→ Aim of the exercise:
Answer these questions using the excerpt below on HIV treatment adherence in South India.
(a) Which two factors were associated with non-optimal adherence?
(b) Who conducted the data analysis?
(c) Which university awarded the research grants that supported the work?

As this study was exploratory and to keep it feasible, we did not assess specific measures such as SW or the HIV-ASES, beyond the relatively sensitive single item (or two items, in the latter case) that we used. Future research should use a multimodal recruitment approach, including digital strategies, to obtain a larger and more representative sample.
Conclusions
This exploratory study of MSM and women living with HIV in South India, two understudied populations, found low-to-moderate ART adherence with differences between self-reported and pill count measures, underscoring the need for more accurate adherence assessment. Employment and having children were associated with non-optimal adherence. Mobile phone applications offering simplified HIV-related information and daily medication reminders may help address literacy-related barriers and the challenges posed by demanding schedules.
Data availability statement
The data will be made publicly available upon completion of the study. Information on how to access the data may be obtained by contacting the corresponding author.
Author contribution
C.M. Luc, S. Upton, S. Gandham, M. Dworkin, V. Yeldandi, and K. Herrera contributed to the study conception and design. Material preparation and data collection were performed by C.M. Luc, S. Upton, S. Gandham, and M. Dworkin. Data analysis was conducted by C.M. Luc. The first draft of the manuscript was written by C.M. Luc, and all authors commented on previous versions of the manuscript. All authors read and approved the final manuscript.
Funding statement
Research reported in this publication was supported by research grants awarded by the University of Illinois Chicago, including the Global Health Seed Funding Award, Nuveen Award, Passaro Scholarship, Award for Graduate Research, and the Wiebel Support for Inclusion of Affected Population in Epidemiologic Research Scholarship.
Competing interests
The authors declare none.
Ethical standard
This research was reviewed and approved by the Institutional Review Boards of the University of Illinois Chicago and India (protocol #2021–1,128). The research involving human data was conducted in accordance with the institutional guidelines of the University of Illinois Chicago and India. All participants were administered written informed consent.

Saved entries

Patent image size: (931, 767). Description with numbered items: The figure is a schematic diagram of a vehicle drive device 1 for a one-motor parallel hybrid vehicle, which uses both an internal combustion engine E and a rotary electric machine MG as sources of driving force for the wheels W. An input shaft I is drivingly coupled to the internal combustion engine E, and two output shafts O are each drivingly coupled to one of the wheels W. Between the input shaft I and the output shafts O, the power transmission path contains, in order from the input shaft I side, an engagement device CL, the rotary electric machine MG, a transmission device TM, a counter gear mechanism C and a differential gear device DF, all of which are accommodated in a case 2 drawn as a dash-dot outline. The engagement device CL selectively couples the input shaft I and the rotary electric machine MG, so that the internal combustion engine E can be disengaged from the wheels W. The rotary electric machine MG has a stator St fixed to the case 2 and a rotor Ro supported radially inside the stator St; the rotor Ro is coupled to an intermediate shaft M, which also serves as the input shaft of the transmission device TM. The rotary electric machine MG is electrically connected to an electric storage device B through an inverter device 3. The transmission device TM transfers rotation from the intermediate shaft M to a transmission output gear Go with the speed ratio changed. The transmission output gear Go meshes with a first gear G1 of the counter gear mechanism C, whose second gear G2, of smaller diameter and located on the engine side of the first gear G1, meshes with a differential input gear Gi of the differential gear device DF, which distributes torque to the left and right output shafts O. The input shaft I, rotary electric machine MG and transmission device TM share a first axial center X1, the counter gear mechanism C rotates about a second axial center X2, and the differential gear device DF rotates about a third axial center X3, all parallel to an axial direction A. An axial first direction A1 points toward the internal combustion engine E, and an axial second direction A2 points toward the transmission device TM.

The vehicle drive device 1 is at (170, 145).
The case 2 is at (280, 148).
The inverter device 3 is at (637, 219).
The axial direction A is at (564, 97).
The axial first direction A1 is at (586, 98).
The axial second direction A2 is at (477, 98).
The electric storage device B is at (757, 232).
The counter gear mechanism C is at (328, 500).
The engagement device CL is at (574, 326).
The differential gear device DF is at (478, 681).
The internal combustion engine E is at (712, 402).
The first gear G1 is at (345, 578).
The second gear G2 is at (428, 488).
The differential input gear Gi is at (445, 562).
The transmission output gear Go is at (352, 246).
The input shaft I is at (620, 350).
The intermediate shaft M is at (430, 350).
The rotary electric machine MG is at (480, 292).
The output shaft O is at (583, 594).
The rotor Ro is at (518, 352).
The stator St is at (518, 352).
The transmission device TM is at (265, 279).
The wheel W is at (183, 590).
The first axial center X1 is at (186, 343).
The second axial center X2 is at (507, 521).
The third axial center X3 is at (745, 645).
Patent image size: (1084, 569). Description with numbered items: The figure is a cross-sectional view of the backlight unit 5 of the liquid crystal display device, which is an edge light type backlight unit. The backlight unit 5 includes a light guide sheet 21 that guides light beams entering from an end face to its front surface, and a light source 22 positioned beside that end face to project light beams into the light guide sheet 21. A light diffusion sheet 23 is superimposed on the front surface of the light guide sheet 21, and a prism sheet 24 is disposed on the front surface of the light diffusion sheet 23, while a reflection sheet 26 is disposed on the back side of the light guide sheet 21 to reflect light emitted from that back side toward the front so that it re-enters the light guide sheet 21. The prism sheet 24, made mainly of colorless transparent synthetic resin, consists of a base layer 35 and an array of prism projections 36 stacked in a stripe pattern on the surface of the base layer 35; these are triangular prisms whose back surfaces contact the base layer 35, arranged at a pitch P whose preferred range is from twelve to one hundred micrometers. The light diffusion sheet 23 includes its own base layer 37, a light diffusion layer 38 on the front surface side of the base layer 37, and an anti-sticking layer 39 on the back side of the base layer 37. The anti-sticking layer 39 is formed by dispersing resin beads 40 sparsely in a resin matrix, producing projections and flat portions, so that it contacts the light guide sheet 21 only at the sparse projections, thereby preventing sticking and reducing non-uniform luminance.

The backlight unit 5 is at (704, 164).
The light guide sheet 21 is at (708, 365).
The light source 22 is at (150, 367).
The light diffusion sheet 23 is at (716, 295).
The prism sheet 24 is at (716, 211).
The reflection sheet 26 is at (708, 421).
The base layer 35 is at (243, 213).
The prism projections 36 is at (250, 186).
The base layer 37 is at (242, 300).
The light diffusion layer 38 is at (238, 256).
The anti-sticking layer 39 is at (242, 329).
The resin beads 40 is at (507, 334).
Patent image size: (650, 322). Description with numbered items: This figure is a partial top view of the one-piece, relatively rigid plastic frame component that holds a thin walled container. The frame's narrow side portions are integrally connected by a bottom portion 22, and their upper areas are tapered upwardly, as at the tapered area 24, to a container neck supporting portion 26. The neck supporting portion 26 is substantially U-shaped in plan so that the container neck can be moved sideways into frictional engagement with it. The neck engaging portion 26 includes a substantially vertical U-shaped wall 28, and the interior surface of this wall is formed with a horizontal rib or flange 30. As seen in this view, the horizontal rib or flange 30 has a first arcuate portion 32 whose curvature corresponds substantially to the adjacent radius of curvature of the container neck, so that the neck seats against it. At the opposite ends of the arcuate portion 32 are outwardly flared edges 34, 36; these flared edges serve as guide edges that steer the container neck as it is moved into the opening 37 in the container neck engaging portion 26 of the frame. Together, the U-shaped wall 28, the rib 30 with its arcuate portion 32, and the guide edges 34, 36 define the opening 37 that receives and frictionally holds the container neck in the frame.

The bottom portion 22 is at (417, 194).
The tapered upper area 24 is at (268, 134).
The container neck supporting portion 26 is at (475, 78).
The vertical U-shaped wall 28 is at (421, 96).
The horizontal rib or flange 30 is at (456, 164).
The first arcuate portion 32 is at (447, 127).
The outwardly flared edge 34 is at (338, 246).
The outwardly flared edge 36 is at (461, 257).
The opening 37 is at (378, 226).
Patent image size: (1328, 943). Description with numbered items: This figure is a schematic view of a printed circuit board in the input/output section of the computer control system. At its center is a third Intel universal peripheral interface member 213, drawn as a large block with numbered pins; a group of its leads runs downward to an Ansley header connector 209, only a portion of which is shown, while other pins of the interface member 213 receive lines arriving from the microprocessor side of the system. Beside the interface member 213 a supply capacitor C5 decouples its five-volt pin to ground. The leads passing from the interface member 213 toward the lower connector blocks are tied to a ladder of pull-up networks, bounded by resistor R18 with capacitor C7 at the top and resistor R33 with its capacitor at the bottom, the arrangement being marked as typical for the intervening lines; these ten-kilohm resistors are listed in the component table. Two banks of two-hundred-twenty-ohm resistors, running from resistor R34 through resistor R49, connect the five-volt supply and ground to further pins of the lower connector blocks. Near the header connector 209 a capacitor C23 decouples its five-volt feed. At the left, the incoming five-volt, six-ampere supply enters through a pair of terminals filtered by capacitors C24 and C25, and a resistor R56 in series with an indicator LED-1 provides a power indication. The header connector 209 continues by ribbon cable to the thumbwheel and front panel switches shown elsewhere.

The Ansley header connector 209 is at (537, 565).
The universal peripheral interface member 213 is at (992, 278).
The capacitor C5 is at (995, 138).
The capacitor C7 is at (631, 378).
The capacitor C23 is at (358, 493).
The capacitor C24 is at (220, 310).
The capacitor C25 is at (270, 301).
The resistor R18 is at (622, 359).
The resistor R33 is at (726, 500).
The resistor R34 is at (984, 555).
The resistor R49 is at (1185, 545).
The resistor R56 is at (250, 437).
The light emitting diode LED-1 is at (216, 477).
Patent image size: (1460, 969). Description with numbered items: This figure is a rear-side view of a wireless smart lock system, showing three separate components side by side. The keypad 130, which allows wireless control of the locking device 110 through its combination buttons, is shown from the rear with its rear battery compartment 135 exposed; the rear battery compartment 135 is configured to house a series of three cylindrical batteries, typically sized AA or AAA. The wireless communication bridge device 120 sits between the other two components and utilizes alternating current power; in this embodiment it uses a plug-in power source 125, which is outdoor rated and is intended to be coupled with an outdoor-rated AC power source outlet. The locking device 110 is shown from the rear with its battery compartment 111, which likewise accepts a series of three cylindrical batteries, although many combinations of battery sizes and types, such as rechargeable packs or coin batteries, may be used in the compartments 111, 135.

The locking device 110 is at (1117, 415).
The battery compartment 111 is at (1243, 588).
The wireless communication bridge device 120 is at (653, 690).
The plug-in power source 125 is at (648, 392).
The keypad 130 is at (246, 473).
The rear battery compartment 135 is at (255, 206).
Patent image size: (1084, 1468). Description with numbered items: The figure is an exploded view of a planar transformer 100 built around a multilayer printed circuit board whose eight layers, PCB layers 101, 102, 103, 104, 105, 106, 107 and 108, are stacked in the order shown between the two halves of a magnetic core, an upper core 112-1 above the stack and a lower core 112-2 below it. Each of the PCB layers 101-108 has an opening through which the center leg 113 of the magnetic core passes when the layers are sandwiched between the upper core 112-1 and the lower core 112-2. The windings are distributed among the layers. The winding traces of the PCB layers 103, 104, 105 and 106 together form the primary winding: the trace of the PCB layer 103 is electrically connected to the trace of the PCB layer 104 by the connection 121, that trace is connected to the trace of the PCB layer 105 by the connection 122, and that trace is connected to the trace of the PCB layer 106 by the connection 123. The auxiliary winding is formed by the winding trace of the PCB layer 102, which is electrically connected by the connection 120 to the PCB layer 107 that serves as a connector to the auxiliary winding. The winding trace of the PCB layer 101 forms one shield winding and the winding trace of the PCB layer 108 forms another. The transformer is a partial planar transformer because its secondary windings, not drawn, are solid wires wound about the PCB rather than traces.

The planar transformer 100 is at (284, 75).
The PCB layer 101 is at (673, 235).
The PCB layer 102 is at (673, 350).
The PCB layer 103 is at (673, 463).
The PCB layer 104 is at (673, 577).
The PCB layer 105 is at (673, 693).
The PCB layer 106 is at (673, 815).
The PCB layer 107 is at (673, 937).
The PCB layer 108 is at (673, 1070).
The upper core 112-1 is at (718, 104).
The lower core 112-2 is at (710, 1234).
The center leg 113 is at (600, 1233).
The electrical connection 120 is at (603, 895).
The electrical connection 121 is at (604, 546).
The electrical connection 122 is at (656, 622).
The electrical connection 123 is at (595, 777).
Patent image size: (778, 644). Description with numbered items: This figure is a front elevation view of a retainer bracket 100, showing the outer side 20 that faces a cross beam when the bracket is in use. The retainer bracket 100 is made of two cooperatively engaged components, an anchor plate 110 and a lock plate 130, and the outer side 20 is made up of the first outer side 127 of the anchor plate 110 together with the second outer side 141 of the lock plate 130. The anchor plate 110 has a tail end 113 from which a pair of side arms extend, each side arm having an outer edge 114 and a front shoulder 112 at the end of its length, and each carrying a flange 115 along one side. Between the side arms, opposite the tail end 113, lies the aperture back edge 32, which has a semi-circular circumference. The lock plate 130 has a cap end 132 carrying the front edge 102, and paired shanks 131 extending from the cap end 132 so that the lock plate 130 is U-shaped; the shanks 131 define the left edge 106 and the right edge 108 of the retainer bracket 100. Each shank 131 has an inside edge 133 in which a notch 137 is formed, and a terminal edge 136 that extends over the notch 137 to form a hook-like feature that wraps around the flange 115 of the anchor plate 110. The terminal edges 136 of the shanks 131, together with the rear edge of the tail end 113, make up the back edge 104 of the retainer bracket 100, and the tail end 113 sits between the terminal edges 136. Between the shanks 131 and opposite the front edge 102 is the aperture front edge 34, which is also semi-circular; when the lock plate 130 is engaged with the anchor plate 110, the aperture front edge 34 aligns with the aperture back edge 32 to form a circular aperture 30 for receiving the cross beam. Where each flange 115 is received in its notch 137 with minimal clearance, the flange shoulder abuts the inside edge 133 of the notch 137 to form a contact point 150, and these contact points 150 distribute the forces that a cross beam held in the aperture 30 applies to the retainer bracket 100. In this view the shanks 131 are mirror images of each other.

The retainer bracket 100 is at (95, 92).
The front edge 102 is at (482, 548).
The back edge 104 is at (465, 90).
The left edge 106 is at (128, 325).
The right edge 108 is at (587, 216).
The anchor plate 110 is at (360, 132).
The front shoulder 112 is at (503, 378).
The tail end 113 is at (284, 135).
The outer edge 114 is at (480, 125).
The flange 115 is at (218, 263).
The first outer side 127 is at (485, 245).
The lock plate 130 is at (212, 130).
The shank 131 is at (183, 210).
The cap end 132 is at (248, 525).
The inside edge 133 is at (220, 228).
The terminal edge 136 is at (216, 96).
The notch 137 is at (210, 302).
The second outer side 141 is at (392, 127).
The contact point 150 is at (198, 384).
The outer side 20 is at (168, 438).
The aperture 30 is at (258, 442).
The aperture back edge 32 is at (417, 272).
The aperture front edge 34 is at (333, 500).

→ Solution to the exercise:
(a) Employment and having children.
(b) C.M. Luc.
(c) The University of Illinois Chicago.